Data entries

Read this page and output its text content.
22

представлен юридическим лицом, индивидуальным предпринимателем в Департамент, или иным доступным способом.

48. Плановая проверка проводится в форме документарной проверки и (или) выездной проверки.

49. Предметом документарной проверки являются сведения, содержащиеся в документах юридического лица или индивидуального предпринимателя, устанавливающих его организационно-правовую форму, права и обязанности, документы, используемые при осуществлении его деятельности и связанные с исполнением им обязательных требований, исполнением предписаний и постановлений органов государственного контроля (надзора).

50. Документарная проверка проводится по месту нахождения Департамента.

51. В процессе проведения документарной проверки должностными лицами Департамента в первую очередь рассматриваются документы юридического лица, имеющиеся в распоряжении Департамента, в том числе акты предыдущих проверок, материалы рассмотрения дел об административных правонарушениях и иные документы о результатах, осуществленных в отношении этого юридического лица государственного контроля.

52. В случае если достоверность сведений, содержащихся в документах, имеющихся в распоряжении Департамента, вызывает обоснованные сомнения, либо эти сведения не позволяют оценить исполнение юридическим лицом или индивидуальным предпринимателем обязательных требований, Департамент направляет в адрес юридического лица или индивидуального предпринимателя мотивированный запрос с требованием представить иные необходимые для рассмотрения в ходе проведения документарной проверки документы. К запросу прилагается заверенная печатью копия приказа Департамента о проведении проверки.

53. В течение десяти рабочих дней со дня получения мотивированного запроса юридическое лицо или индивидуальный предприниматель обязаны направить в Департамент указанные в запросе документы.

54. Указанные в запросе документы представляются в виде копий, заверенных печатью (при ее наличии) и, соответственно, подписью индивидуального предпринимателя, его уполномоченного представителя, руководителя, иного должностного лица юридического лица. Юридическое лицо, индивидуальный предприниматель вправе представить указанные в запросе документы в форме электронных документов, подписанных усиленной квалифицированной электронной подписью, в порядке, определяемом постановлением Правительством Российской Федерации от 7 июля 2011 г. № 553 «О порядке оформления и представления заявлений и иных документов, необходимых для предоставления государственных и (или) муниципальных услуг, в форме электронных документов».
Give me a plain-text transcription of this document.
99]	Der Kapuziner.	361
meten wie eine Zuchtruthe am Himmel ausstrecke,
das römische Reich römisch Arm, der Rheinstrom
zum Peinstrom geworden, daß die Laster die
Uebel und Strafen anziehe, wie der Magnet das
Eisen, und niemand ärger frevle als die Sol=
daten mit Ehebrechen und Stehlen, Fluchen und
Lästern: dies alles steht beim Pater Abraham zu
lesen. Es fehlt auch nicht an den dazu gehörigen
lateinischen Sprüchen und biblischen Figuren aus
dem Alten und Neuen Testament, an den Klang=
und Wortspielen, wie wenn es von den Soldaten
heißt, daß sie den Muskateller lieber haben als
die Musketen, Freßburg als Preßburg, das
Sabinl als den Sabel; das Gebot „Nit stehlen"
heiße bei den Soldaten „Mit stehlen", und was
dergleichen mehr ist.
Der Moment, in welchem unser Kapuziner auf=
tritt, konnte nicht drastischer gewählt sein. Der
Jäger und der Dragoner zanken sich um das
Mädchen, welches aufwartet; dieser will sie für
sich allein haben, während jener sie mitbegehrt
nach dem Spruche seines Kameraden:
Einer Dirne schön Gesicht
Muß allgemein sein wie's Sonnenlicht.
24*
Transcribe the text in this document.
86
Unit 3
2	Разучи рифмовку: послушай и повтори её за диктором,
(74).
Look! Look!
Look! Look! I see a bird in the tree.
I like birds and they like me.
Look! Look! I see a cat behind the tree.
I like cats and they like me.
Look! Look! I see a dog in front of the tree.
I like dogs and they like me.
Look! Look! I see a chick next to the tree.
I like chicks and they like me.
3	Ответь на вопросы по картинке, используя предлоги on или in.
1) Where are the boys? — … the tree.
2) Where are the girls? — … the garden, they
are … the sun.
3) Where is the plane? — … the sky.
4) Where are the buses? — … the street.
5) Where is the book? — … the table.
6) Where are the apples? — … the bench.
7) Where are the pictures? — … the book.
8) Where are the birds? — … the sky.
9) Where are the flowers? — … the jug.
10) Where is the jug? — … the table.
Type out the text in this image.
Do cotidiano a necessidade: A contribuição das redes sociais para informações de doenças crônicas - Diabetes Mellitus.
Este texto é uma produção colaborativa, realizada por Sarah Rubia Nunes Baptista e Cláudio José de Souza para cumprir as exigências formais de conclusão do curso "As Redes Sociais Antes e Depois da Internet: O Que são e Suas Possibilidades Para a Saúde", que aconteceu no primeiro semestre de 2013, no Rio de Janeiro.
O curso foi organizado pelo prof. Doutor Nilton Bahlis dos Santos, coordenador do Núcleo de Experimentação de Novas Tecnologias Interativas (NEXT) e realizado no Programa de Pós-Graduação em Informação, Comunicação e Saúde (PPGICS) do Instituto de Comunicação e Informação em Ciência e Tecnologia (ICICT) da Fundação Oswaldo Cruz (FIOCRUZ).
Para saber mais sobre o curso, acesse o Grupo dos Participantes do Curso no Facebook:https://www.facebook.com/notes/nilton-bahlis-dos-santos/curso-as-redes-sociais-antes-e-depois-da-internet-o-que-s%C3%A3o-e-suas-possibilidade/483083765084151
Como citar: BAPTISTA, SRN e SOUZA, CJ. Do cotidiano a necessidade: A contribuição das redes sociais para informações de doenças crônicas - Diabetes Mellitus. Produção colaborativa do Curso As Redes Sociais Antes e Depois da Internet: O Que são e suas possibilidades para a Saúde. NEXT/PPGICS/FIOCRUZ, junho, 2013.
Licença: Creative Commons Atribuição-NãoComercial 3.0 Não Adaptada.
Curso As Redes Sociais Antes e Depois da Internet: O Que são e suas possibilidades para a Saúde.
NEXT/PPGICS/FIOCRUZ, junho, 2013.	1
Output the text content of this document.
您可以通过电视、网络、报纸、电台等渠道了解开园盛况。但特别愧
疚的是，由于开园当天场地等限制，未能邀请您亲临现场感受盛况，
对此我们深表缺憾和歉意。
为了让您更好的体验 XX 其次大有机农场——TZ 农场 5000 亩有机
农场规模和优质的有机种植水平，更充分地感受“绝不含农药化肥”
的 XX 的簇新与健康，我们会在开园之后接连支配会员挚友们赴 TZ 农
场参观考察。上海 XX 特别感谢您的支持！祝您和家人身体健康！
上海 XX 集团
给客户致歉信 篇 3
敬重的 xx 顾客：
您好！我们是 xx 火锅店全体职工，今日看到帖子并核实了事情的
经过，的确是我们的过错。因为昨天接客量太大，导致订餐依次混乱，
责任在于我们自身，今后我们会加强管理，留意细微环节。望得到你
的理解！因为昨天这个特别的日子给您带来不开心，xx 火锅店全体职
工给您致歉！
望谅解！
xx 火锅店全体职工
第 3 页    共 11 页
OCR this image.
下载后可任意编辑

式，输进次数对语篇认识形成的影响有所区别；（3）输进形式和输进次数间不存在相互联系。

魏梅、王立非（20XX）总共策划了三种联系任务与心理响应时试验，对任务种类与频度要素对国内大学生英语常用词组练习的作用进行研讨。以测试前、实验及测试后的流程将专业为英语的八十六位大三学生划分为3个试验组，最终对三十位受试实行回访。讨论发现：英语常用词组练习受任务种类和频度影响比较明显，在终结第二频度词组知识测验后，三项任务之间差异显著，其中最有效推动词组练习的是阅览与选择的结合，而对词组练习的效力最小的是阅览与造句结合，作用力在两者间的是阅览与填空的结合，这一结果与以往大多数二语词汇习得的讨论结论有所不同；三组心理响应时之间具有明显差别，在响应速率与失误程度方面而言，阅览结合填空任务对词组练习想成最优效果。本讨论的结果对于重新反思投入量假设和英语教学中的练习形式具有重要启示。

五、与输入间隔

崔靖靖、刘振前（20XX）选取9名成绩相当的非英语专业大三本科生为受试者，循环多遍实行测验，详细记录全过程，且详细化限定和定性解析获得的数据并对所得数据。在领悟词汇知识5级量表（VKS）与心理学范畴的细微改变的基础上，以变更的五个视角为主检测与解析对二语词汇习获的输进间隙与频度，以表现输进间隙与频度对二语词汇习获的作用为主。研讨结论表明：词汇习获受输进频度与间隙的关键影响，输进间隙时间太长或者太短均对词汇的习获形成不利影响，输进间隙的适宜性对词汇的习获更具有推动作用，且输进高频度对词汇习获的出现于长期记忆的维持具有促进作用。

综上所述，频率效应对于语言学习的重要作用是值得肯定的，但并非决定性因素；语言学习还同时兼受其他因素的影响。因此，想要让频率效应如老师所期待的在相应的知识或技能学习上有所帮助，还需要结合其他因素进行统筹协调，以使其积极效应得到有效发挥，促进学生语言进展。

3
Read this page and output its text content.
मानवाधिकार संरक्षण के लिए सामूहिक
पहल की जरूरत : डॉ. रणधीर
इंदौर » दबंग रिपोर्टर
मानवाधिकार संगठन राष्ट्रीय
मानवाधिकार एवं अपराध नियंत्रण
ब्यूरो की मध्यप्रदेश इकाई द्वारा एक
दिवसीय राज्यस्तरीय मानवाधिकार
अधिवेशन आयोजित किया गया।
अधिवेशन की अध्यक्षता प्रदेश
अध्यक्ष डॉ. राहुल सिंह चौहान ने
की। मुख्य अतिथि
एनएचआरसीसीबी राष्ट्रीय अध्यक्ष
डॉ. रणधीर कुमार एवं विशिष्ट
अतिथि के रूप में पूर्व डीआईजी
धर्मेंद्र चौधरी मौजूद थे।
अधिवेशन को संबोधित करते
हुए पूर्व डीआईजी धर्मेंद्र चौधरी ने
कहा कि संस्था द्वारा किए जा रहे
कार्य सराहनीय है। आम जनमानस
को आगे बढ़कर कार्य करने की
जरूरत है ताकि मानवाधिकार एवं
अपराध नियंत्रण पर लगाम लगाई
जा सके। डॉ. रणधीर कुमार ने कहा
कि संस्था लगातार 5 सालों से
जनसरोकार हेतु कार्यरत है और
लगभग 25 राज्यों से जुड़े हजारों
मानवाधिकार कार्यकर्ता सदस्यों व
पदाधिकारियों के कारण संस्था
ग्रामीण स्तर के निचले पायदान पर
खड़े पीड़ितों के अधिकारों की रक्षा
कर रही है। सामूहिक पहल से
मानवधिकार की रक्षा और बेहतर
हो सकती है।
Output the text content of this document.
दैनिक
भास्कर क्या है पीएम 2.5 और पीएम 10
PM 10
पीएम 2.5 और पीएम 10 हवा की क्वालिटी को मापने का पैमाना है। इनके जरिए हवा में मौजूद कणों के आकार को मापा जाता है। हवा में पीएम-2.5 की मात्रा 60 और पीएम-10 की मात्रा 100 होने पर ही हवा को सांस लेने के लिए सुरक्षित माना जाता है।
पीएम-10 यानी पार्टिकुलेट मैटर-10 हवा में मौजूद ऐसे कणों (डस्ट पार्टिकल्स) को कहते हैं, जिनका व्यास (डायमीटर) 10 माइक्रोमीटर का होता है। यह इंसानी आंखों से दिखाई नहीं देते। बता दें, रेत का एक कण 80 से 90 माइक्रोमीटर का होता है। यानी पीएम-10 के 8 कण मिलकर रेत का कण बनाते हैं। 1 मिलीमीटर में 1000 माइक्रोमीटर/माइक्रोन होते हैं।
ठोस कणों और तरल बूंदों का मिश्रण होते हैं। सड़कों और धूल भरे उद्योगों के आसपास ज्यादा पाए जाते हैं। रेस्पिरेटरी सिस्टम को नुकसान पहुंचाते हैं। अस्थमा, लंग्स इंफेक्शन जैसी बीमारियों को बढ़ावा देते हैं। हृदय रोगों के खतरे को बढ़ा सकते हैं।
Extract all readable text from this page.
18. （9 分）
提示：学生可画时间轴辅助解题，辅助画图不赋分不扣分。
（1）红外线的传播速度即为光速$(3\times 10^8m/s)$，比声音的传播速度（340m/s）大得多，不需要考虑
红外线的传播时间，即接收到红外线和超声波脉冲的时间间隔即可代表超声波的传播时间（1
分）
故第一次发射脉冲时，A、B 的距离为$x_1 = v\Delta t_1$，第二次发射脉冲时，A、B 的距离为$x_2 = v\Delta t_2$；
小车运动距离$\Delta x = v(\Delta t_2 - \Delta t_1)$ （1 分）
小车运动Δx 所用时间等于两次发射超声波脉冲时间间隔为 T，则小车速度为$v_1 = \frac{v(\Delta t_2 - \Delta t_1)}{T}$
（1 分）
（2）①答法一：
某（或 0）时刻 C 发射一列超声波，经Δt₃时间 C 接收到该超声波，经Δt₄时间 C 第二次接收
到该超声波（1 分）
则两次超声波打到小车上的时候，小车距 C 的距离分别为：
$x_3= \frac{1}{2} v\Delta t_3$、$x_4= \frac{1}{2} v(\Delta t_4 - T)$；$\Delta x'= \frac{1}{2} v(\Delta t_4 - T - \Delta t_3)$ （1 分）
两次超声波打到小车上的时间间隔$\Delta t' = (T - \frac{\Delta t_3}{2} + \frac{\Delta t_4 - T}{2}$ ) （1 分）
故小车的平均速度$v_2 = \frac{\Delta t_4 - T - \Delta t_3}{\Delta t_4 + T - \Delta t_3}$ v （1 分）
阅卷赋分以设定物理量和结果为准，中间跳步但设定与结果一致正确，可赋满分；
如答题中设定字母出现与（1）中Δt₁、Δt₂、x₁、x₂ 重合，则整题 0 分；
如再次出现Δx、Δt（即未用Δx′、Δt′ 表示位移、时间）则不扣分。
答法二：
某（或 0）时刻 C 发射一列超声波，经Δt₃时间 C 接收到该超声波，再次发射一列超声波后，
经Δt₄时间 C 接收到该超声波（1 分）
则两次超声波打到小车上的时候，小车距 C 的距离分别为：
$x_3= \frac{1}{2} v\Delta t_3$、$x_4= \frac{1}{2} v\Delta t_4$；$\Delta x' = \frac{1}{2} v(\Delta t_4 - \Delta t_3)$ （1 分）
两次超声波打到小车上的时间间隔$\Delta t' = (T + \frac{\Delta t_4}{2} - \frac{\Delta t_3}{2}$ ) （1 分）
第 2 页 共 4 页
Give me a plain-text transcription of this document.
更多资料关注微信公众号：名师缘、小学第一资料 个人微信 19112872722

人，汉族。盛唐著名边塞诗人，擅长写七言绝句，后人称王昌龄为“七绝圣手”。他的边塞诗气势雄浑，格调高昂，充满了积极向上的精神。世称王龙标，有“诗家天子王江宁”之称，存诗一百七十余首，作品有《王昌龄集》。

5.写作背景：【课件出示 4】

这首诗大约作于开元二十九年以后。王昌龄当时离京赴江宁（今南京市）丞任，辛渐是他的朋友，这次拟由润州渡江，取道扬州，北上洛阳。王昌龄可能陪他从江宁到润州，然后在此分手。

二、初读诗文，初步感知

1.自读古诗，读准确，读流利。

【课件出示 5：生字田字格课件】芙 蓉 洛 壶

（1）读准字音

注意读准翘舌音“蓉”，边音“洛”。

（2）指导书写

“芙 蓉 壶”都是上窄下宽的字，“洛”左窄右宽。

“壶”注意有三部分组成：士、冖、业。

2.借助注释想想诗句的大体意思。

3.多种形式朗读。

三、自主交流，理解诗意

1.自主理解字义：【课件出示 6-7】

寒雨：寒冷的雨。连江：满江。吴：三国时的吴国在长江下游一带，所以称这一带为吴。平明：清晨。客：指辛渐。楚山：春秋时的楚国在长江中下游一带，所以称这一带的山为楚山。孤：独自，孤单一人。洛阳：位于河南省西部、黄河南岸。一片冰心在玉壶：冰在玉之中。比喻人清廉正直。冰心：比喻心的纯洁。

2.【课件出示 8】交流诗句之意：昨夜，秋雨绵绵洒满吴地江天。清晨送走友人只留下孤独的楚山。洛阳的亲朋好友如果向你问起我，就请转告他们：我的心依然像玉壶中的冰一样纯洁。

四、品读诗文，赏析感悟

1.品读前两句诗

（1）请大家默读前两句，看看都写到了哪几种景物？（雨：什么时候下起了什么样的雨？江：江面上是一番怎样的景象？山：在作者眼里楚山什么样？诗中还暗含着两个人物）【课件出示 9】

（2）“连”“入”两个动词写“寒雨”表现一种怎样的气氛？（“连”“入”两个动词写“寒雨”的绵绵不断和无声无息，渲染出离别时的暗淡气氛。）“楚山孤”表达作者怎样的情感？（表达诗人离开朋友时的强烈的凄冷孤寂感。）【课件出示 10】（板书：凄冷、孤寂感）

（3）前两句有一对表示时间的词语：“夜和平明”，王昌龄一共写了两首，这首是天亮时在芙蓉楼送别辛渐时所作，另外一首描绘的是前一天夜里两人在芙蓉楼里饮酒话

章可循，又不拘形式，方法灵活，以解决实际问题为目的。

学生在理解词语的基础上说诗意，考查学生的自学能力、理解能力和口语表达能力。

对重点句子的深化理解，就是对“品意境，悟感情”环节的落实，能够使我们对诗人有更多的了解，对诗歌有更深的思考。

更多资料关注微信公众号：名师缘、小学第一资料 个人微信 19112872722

EXERCISE DETAILS> Whenever "предприниматель" turns up in a line, pick that line out.

TASK OUTPUT>
53. В течение десяти рабочих дней со дня получения мотивированного запроса юридическое лицо или индивидуальный предприниматель обязаны направить в Департамент указанные в запросе документы.
54. Указанные в запросе документы представляются в виде копий, заверенных печатью (при ее наличии) и, соответственно, подписью индивидуального предпринимателя, его уполномоченного представителя, руководителя, иного должностного лица юридического лица. Юридическое лицо, индивидуальный предприниматель вправе представить указанные в запросе документы в форме электронных документов, подписанных усиленной квалифицированной электронной подписью, в порядке, определяемом постановлением Правительством Российской Федерации от 7 июля 2011 г. № 553 «О порядке оформления и представления заявлений и иных документов, необходимых для предоставления государственных и (или) муниципальных услуг, в форме электронных документов».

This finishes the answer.